Records from a dataset:
* * * * *

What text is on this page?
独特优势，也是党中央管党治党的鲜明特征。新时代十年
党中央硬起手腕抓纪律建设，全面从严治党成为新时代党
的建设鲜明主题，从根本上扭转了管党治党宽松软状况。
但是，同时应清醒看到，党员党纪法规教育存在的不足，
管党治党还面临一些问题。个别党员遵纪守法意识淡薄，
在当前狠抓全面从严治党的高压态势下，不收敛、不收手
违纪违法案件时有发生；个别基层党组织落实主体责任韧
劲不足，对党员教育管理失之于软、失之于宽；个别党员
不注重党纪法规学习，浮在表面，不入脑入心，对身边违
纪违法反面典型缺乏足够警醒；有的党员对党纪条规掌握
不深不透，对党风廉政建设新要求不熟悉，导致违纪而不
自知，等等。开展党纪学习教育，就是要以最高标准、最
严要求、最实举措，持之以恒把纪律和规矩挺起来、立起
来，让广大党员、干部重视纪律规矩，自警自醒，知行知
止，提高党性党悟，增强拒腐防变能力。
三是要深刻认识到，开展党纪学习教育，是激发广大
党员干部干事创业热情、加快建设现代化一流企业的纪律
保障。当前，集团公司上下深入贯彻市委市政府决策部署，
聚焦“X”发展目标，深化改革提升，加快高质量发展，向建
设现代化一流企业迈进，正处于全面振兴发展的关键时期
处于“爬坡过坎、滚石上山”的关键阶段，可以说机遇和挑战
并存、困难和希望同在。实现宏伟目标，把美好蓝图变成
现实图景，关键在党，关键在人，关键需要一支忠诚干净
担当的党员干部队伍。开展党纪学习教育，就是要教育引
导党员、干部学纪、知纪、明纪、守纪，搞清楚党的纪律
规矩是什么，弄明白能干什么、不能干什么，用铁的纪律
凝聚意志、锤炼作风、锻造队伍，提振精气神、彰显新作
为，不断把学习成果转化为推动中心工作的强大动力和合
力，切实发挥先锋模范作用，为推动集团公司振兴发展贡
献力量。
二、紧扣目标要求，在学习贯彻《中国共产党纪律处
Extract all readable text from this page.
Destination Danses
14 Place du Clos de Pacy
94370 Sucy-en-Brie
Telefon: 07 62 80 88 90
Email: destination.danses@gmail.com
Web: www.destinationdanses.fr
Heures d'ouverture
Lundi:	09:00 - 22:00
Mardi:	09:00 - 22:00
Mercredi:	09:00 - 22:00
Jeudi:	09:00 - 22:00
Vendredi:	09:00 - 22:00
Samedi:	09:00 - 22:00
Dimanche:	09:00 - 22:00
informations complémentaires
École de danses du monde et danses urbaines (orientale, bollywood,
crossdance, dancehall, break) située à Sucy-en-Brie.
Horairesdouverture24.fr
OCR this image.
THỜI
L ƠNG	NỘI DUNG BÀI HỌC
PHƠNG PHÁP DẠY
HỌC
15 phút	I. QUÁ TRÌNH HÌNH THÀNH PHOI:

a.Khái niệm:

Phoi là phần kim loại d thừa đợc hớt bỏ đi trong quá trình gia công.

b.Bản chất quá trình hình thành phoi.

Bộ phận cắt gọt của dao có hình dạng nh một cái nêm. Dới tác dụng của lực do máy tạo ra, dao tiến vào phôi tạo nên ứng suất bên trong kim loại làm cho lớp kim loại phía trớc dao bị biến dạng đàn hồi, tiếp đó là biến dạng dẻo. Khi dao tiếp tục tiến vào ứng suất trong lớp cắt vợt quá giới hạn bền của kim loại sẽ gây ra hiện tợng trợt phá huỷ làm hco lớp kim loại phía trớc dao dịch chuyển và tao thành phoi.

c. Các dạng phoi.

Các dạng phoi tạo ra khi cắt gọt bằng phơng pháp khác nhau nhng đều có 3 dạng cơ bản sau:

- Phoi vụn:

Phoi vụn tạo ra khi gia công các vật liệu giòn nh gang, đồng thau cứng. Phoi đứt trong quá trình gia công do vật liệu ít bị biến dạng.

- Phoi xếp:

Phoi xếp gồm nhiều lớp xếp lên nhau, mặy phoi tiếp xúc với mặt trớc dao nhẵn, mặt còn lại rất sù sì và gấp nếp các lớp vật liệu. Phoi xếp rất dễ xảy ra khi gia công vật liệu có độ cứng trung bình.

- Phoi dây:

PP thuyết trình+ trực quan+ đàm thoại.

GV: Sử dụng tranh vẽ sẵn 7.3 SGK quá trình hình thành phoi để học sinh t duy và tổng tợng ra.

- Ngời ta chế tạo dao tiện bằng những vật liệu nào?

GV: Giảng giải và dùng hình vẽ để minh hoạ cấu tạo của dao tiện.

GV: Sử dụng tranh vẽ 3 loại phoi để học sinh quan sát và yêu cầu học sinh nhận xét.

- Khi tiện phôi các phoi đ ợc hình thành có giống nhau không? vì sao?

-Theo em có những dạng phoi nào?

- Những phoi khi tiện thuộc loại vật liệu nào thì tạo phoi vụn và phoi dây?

* * * * *

→ Task:
Identify all lines in the records above with the word "tranh".

→ Result of this exercise:
GV: Sử dụng tranh vẽ sẵn 7.3 SGK quá trình hình thành phoi để học sinh t duy và tổng tợng ra.
GV: Sử dụng tranh vẽ 3 loại phoi để học sinh quan sát và yêu cầu học sinh nhận xét.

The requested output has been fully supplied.